TEXT SEGMENT:
Note: in alternative, P2P based approach the message is not sent via the server 103, but rather the messaging service 210 on the service only provides one or more supporting functions such as address look-up, storing of contact lists, and/or storing of user profiles. In such cases, whenever the communication client application 204 sends a message, it reports the channel and feature vector to the messaging service 210 to be logged in the training data set. Another possibility is that the machine learning algorithm 212 is hosted on a server of a third-party rather than the provider of the messaging service 210. In this case, either the communication client on the sending terminal 102a or the messaging service 210 may report the relevant information (channel and feature vector) to the machine learning algorithm. Or wherever the algorithm is implemented, it is even possible that the receiving terminal 102b-102d reports the information. As yet another possibility, the machine learning algorithm 212 may be implemented on the sending user terminal 102a itself.
Wherever implemented, the result of the machine learning algorithm may be used in a number of ways. For instance in embodiments, the one or more potential recipients are one or more target recipients manually selected the sending user prior to sending the subsequent message. In this case, the generating of the prediction may comprise determining an estimated probability that each of the target recipients is intended by the sending user, and generating a warning to the sending user if any of the estimated probabilities is below a threshold.
Alternatively, the one or more potential recipients are one or more suggested recipients. In this case the generating of the prediction by the machine learning algorithm 212 comprises generating the suggested recipients and outputting them to the sending user prior to the sending user entering any target recipients for said subsequent message.
As another alternative, the one or more potential recipients are one or more automatically-applied recipients. In this case the generating of the prediction by the machine learning algorithm 212 comprises generating the automatically-applied recipients and sending the subsequent message to them without the sending user entering any target recipients for said subsequent message—i.e. a completely automated selection of the message destination.

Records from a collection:

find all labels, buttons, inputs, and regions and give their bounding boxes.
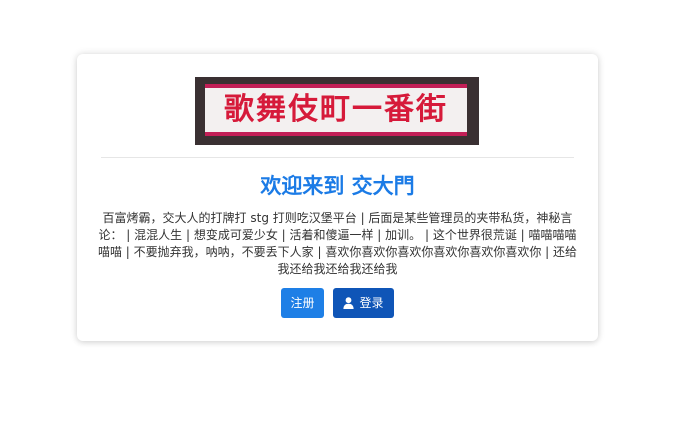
divider bbox=[101, 157, 574, 158]
register-button[interactable]: 注册 bbox=[281, 288, 324, 318]
action-buttons: 注册 登录 bbox=[77, 288, 598, 318]
welcome-card: 歌舞伎町一番街 欢迎来到 交大門 百富烤霸，交大人的打牌打 stg 打则吃汉堡平… bbox=[77, 54, 598, 341]
login-button[interactable]: 登录 bbox=[332, 288, 394, 318]
login-label: 登录 bbox=[359, 296, 384, 310]
banner-image: 歌舞伎町一番街 bbox=[195, 77, 479, 145]
banner-text: 歌舞伎町一番街 bbox=[224, 92, 448, 127]
site-description: 百富烤霸，交大人的打牌打 stg 打则吃汉堡平台 | 后面是某些管理员的夹带私货… bbox=[97, 211, 578, 276]
register-label: 注册 bbox=[290, 296, 315, 310]
user-icon bbox=[342, 297, 354, 309]
page-title: 欢迎来到 交大門 bbox=[260, 174, 415, 198]
banner-sign: 歌舞伎町一番街 bbox=[205, 84, 467, 136]
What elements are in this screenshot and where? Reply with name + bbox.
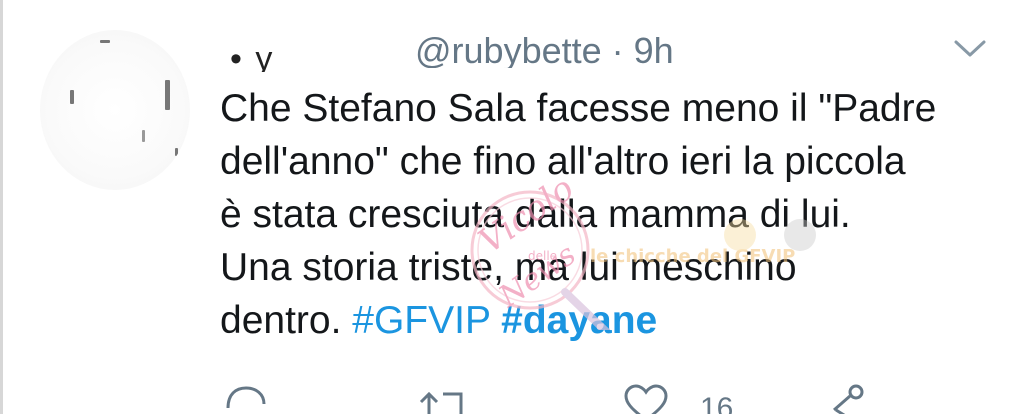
avatar-detail xyxy=(175,148,178,156)
avatar-detail xyxy=(100,40,110,43)
heart-icon xyxy=(624,384,668,414)
like-count: 16 xyxy=(700,392,734,414)
tweet-text-line: Una storia triste, ma lui meschino xyxy=(220,246,797,289)
handle-and-time[interactable]: @rubybette · 9h xyxy=(415,30,674,68)
hashtag-gfvip[interactable]: #GFVIP xyxy=(352,299,490,342)
retweet-icon xyxy=(419,391,463,414)
tweet-text-line: Che Stefano Sala facesse meno il "Padre xyxy=(220,87,937,130)
share-button[interactable] xyxy=(822,380,870,414)
display-name[interactable]: • y xyxy=(230,40,274,72)
tweet-card[interactable]: • y @rubybette · 9h Che Stefano Sala fac… xyxy=(0,0,1024,414)
avatar-detail xyxy=(70,90,74,104)
reply-icon xyxy=(226,386,266,409)
avatar-detail xyxy=(142,130,145,142)
tweet-text-line: dentro. xyxy=(220,299,353,342)
chevron-down-icon[interactable] xyxy=(952,36,988,60)
avatar-detail xyxy=(165,80,170,110)
reply-button[interactable] xyxy=(222,380,270,414)
hashtag-dayane[interactable]: #dayane xyxy=(501,299,657,342)
avatar[interactable] xyxy=(40,30,190,190)
tweet-text: Che Stefano Sala facesse meno il "Padre … xyxy=(220,82,1010,347)
like-button[interactable] xyxy=(620,380,672,414)
tweet-text-line: è stata cresciuta dalla mamma di lui. xyxy=(220,193,851,236)
tweet-actions: 16 xyxy=(0,380,1024,414)
tweet-text-line: dell'anno" che fino all'altro ieri la pi… xyxy=(220,140,906,183)
tweet-header: • y @rubybette · 9h xyxy=(220,22,940,72)
share-icon xyxy=(833,384,864,414)
retweet-button[interactable] xyxy=(415,380,471,414)
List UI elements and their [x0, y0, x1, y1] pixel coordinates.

WHAT THIS EXERCISE ASKS:
- a) Answer the following questions using the text on recipient prediction:
(i) In the P2P based approach, which supporting functions may the messaging service provide?
(ii) When the potential recipients are target recipients manually selected by the sending user, under what condition is a warning generated?
(iii) When the potential recipients are automatically-applied recipients, what does the sending user not do for the subsequent message?
- b) Identify every kind of potential recipient that the text on recipient prediction describes.
- c) Extend the text on recipient prediction, beginning immediately after its final sentence.
The records play no part in what is asked here.

RESPONSES PER TASK:
- a)
(i) Address look-up, storing of contact lists, and/or storing of user profiles.
(ii) A warning is generated if any of the estimated probabilities is below a threshold.
(iii) The sending user does not enter any target recipients.

- b)
- Target recipients manually selected by the sending user before sending the subsequent message
- Suggested recipients
- Automatically-applied recipients

- c)
Typically, users themselves determine the right channels for the message. Using the above functionality however, this adds an automated way for determining the proper channels which can be combined with the user's decision in a variety of ways, such as follows.
The system may provide information about a possible mistake before the message is processed. Here the user selects the channels, but in the background the system determines the most relevant channels as well. The system compares both sets of channels looking for sufficiently big difference. If it sees one, perhaps the user made a mistake? This situation sometimes arises in chat systems: for example, a user composes an informal message for a social chat and mistakenly posts that to a formal chat with managers and customers, just because he/she assumed the social chat was open in the chat client. This may be a source of embarrassment, confusion, or leakage of sensitive information to inappropriate audience.
The user may seeks advice from the system. It can be a case of starting from scratch; “whom should I address it to”? Or the user might have already selected some channels, but seeks hints of any other channels that might be appropriate. Either way, the user takes the advice or not, he/she is ultimately in charge of selecting the channels.
Fully automated routing. User merely composes messages and the system delivers to the audience of its own choosing.
To realize the partial or full automation of routing such a set out above, the process disclosed herein applies a framework of machine learned classification. Classification is about assigning one or more classes to each object in a collection. In embodiments of the present case, the object is the full context of the decision which includes a message, its author and the state of the channel at the time of posting, which in turn includes messages routed via the channel so far, the current channel audience/subscribers, then time of day, the activity state of the user, etc. The class is the channel that the algorithm 212 aims to assign to this context object. An alternative way of defining the problem is in terms of binary classification, where the object being classified is the full context of the posting together with the channel, and the binary decision is “post” versus “do not post” (or “send” versus “do not send”).
More specifically, a probabilistic approach is used, where the classification produces an estimate of a probability of such a channel assignment. It is a measure of confidence that one ought to assign the message to that channel, given all the context information.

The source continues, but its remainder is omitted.